-- TASK --
Leave out the pictures and copy each record below exactly.

START LISTED RECORDS

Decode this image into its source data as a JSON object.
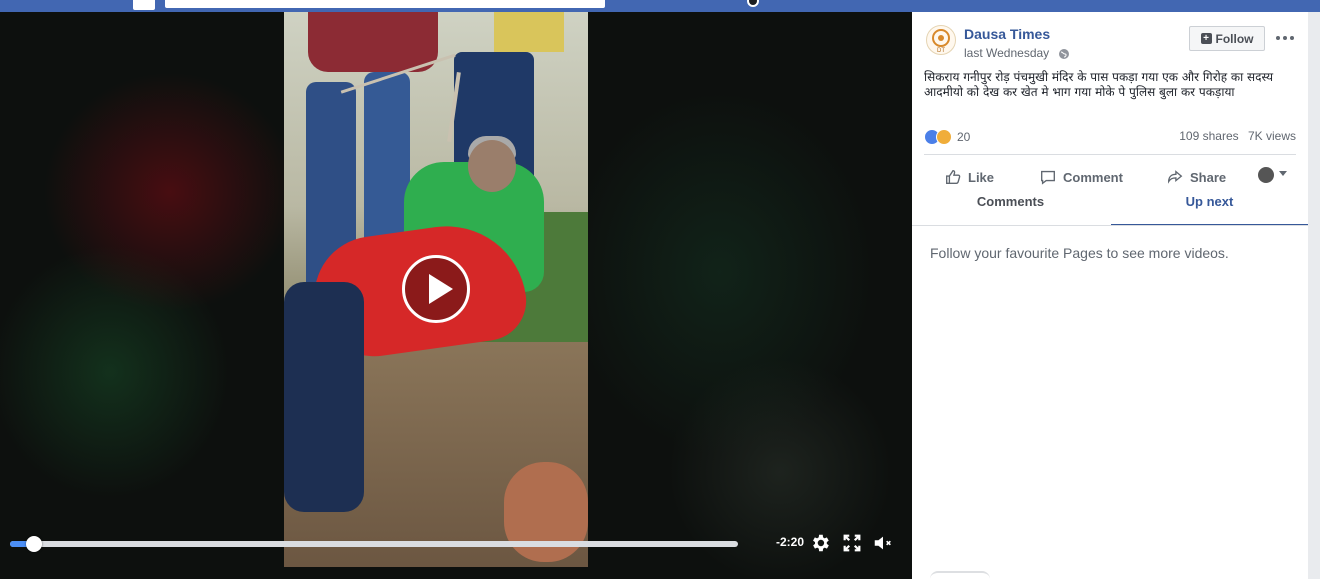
{
  "video": {
    "time_remaining": "-2:20",
    "progress_fraction": 0.033
  },
  "post": {
    "page_name": "Dausa Times",
    "page_logo_text": "DT",
    "date": "last Wednesday",
    "follow_label": "Follow",
    "caption": "सिकराय गनीपुर रोड़ पंचमुखी मंदिर के पास पकड़ा गया एक और गिरोह का सदस्य आदमीयो को देख कर खेत मे भाग गया मोके पे पुलिस बुला कर पकड़ाया",
    "reaction_count": "20",
    "shares": "109 shares",
    "views": "7K views"
  },
  "actions": {
    "like": "Like",
    "comment": "Comment",
    "share": "Share"
  },
  "tabs": {
    "comments": "Comments",
    "up_next": "Up next"
  },
  "up_next": {
    "empty_message": "Follow your favourite Pages to see more videos."
  },
  "colors": {
    "topbar": "#4267b2",
    "link": "#365899",
    "progress": "#4c8ff5"
  },
  "icons": [
    "facebook-logo-icon",
    "play-icon",
    "gear-icon",
    "fullscreen-icon",
    "volume-muted-icon",
    "globe-icon",
    "plus-icon",
    "more-icon",
    "like-icon",
    "comment-icon",
    "share-icon"
  ]
}
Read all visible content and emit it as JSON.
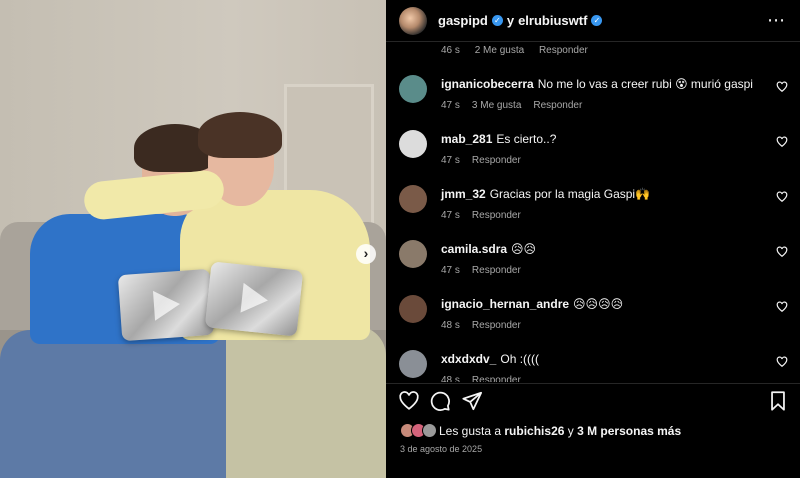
{
  "header": {
    "user1": "gaspipd",
    "connector": "y",
    "user2": "elrubiuswtf",
    "more_icon": "⋯"
  },
  "cut_comment": {
    "time": "46 s",
    "likes": "2 Me gusta",
    "reply": "Responder"
  },
  "comments": [
    {
      "user": "ignanicobecerra",
      "text": "No me lo vas a creer rubi 😵 murió gaspi",
      "time": "47 s",
      "likes": "3 Me gusta",
      "reply": "Responder",
      "avatar_color": "#5a8c8a"
    },
    {
      "user": "mab_281",
      "text": "Es cierto..?",
      "time": "47 s",
      "likes": "",
      "reply": "Responder",
      "avatar_color": "#dcdcdc"
    },
    {
      "user": "jmm_32",
      "text": "Gracias por la magia Gaspi🙌",
      "time": "47 s",
      "likes": "",
      "reply": "Responder",
      "avatar_color": "#7a5a48"
    },
    {
      "user": "camila.sdra",
      "text": "😥😥",
      "time": "47 s",
      "likes": "",
      "reply": "Responder",
      "avatar_color": "#8a7a6a"
    },
    {
      "user": "ignacio_hernan_andre",
      "text": "😥😥😥😥",
      "time": "48 s",
      "likes": "",
      "reply": "Responder",
      "avatar_color": "#6a4a3a"
    },
    {
      "user": "xdxdxdv_",
      "text": "Oh :((((",
      "time": "48 s",
      "likes": "",
      "reply": "Responder",
      "avatar_color": "#8a8f96"
    }
  ],
  "likes": {
    "prefix": "Les gusta a ",
    "user": "rubichis26",
    "suffix": " y ",
    "count": "3 M personas más"
  },
  "date": "3 de agosto de 2025",
  "carousel_next": "›",
  "colors": {
    "verified": "#3897f0",
    "background": "#000000",
    "secondary_text": "#a8a8a8"
  }
}
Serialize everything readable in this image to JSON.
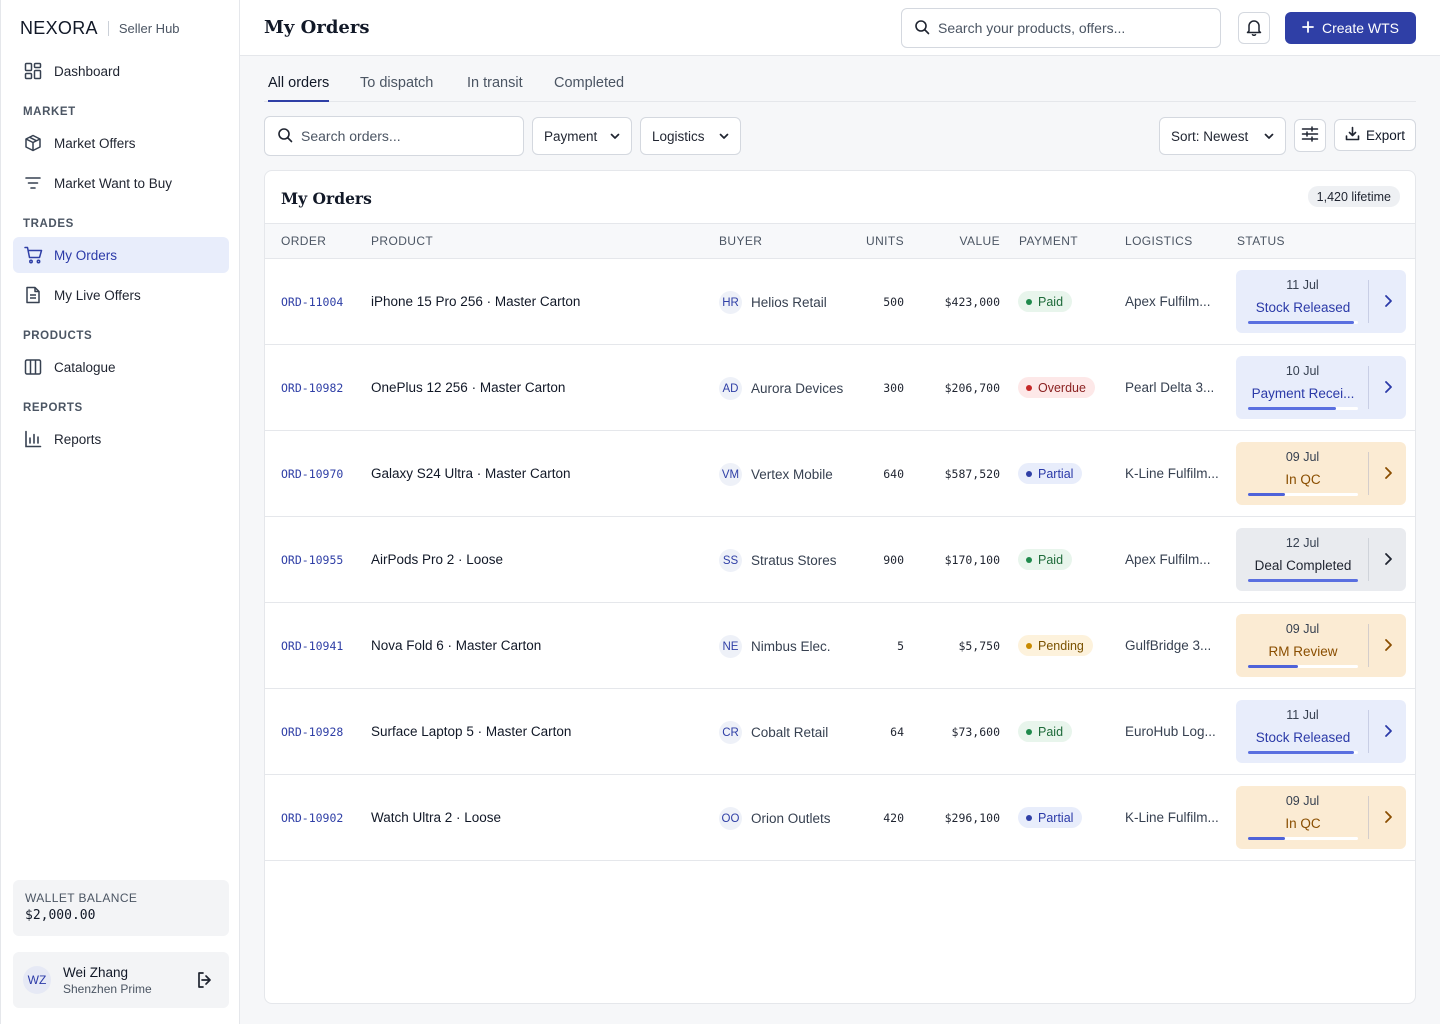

END LISTED RECORDS

-- SOLVED PROBLEM --
Decode this image into its source data as a JSON object.
{
  "video": {
    "time_remaining": "-2:20",
    "progress_fraction": 0.033
  },
  "post": {
    "page_name": "Dausa Times",
    "page_logo_text": "DT",
    "date": "last Wednesday",
    "follow_label": "Follow",
    "caption": "सिकराय गनीपुर रोड़ पंचमुखी मंदिर के पास पकड़ा गया एक और गिरोह का सदस्य आदमीयो को देख कर खेत मे भाग गया मोके पे पुलिस बुला कर पकड़ाया",
    "reaction_count": "20",
    "shares": "109 shares",
    "views": "7K views"
  },
  "actions": {
    "like": "Like",
    "comment": "Comment",
    "share": "Share"
  },
  "tabs": {
    "comments": "Comments",
    "up_next": "Up next"
  },
  "up_next": {
    "empty_message": "Follow your favourite Pages to see more videos."
  },
  "colors": {
    "topbar": "#4267b2",
    "link": "#365899",
    "progress": "#4c8ff5"
  },
  "icons": [
    "facebook-logo-icon",
    "play-icon",
    "gear-icon",
    "fullscreen-icon",
    "volume-muted-icon",
    "globe-icon",
    "plus-icon",
    "more-icon",
    "like-icon",
    "comment-icon",
    "share-icon"
  ]
}
Read all visible content and emit it as JSON.
{
  "header": {
    "user1": "gaspipd",
    "connector": "y",
    "user2": "elrubiuswtf",
    "more_icon": "⋯"
  },
  "cut_comment": {
    "time": "46 s",
    "likes": "2 Me gusta",
    "reply": "Responder"
  },
  "comments": [
    {
      "user": "ignanicobecerra",
      "text": "No me lo vas a creer rubi 😵 murió gaspi",
      "time": "47 s",
      "likes": "3 Me gusta",
      "reply": "Responder",
      "avatar_color": "#5a8c8a"
    },
    {
      "user": "mab_281",
      "text": "Es cierto..?",
      "time": "47 s",
      "likes": "",
      "reply": "Responder",
      "avatar_color": "#dcdcdc"
    },
    {
      "user": "jmm_32",
      "text": "Gracias por la magia Gaspi🙌",
      "time": "47 s",
      "likes": "",
      "reply": "Responder",
      "avatar_color": "#7a5a48"
    },
    {
      "user": "camila.sdra",
      "text": "😥😥",
      "time": "47 s",
      "likes": "",
      "reply": "Responder",
      "avatar_color": "#8a7a6a"
    },
    {
      "user": "ignacio_hernan_andre",
      "text": "😥😥😥😥",
      "time": "48 s",
      "likes": "",
      "reply": "Responder",
      "avatar_color": "#6a4a3a"
    },
    {
      "user": "xdxdxdv_",
      "text": "Oh :((((",
      "time": "48 s",
      "likes": "",
      "reply": "Responder",
      "avatar_color": "#8a8f96"
    }
  ],
  "likes": {
    "prefix": "Les gusta a ",
    "user": "rubichis26",
    "suffix": " y ",
    "count": "3 M personas más"
  },
  "date": "3 de agosto de 2025",
  "carousel_next": "›",
  "colors": {
    "verified": "#3897f0",
    "background": "#000000",
    "secondary_text": "#a8a8a8"
  }
}
Serialize everything readable in this image to JSON.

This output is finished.